WHAT THE EXERCISE ASKS =>
Output every line of the material exactly, omitting images.
-*-*-
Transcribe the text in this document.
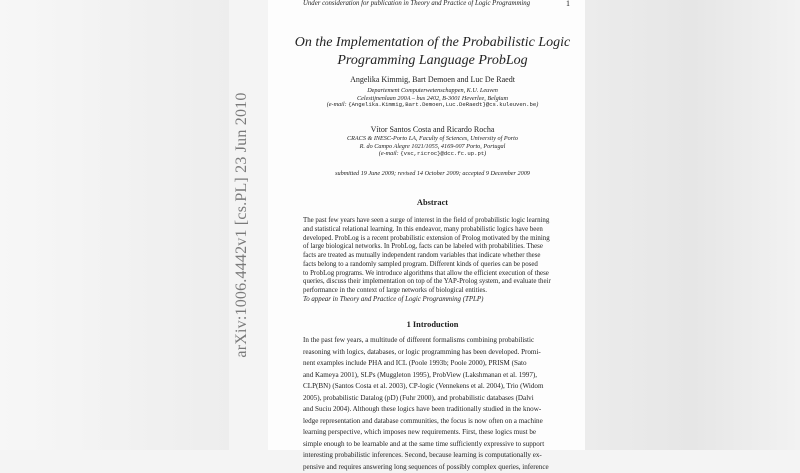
arXiv:1006.4442v1 [cs.PL] 23 Jun 2010
Under consideration for publication in Theory and Practice of Logic Programming	1
On the Implementation of the Probabilistic Logic
Programming Language ProbLog
Angelika Kimmig, Bart Demoen and Luc De Raedt
Departement Computerwetenschappen, K.U. Leuven
Celestijnenlaan 200A – bus 2402, B-3001 Heverlee, Belgium
(e-mail: {Angelika.Kimmig,Bart.Demoen,Luc.DeRaedt}@cs.kuleuven.be)
Vítor Santos Costa and Ricardo Rocha
CRACS & INESC-Porto LA, Faculty of Sciences, University of Porto
R. do Campo Alegre 1021/1055, 4169-007 Porto, Portugal
(e-mail: {vsc,ricroc}@dcc.fc.up.pt)
submitted 19 June 2009; revised 14 October 2009; accepted 9 December 2009
Abstract
The past few years have seen a surge of interest in the field of probabilistic logic learning
and statistical relational learning. In this endeavor, many probabilistic logics have been
developed. ProbLog is a recent probabilistic extension of Prolog motivated by the mining
of large biological networks. In ProbLog, facts can be labeled with probabilities. These
facts are treated as mutually independent random variables that indicate whether these
facts belong to a randomly sampled program. Different kinds of queries can be posed
to ProbLog programs. We introduce algorithms that allow the efficient execution of these
queries, discuss their implementation on top of the YAP-Prolog system, and evaluate their
performance in the context of large networks of biological entities.
To appear in Theory and Practice of Logic Programming (TPLP)
1 Introduction
In the past few years, a multitude of different formalisms combining probabilistic
reasoning with logics, databases, or logic programming has been developed. Promi-
nent examples include PHA and ICL (Poole 1993b; Poole 2000), PRISM (Sato
and Kameya 2001), SLPs (Muggleton 1995), ProbView (Lakshmanan et al. 1997),
CLP(BN) (Santos Costa et al. 2003), CP-logic (Vennekens et al. 2004), Trio (Widom
2005), probabilistic Datalog (pD) (Fuhr 2000), and probabilistic databases (Dalvi
and Suciu 2004). Although these logics have been traditionally studied in the know-
ledge representation and database communities, the focus is now often on a machine
learning perspective, which imposes new requirements. First, these logics must be
simple enough to be learnable and at the same time sufficiently expressive to support
interesting probabilistic inferences. Second, because learning is computationally ex-
pensive and requires answering long sequences of possibly complex queries, inference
-*-*-
SOLUTION TO THIS TASK =>
Transcribe the text in this document.
arXiv:1006.4442v1 [cs.PL] 23 Jun 2010
Under consideration for publication in Theory and Practice of Logic Programming	1
On the Implementation of the Probabilistic Logic
Programming Language ProbLog
Angelika Kimmig, Bart Demoen and Luc De Raedt
Departement Computerwetenschappen, K.U. Leuven
Celestijnenlaan 200A – bus 2402, B-3001 Heverlee, Belgium
(e-mail: {Angelika.Kimmig,Bart.Demoen,Luc.DeRaedt}@cs.kuleuven.be)
Vítor Santos Costa and Ricardo Rocha
CRACS & INESC-Porto LA, Faculty of Sciences, University of Porto
R. do Campo Alegre 1021/1055, 4169-007 Porto, Portugal
(e-mail: {vsc,ricroc}@dcc.fc.up.pt)
submitted 19 June 2009; revised 14 October 2009; accepted 9 December 2009
Abstract
The past few years have seen a surge of interest in the field of probabilistic logic learning
and statistical relational learning. In this endeavor, many probabilistic logics have been
developed. ProbLog is a recent probabilistic extension of Prolog motivated by the mining
of large biological networks. In ProbLog, facts can be labeled with probabilities. These
facts are treated as mutually independent random variables that indicate whether these
facts belong to a randomly sampled program. Different kinds of queries can be posed
to ProbLog programs. We introduce algorithms that allow the efficient execution of these
queries, discuss their implementation on top of the YAP-Prolog system, and evaluate their
performance in the context of large networks of biological entities.
To appear in Theory and Practice of Logic Programming (TPLP)
1 Introduction
In the past few years, a multitude of different formalisms combining probabilistic
reasoning with logics, databases, or logic programming has been developed. Promi-
nent examples include PHA and ICL (Poole 1993b; Poole 2000), PRISM (Sato
and Kameya 2001), SLPs (Muggleton 1995), ProbView (Lakshmanan et al. 1997),
CLP(BN) (Santos Costa et al. 2003), CP-logic (Vennekens et al. 2004), Trio (Widom
2005), probabilistic Datalog (pD) (Fuhr 2000), and probabilistic databases (Dalvi
and Suciu 2004). Although these logics have been traditionally studied in the know-
ledge representation and database communities, the focus is now often on a machine
learning perspective, which imposes new requirements. First, these logics must be
simple enough to be learnable and at the same time sufficiently expressive to support
interesting probabilistic inferences. Second, because learning is computationally ex-
pensive and requires answering long sequences of possibly complex queries, inference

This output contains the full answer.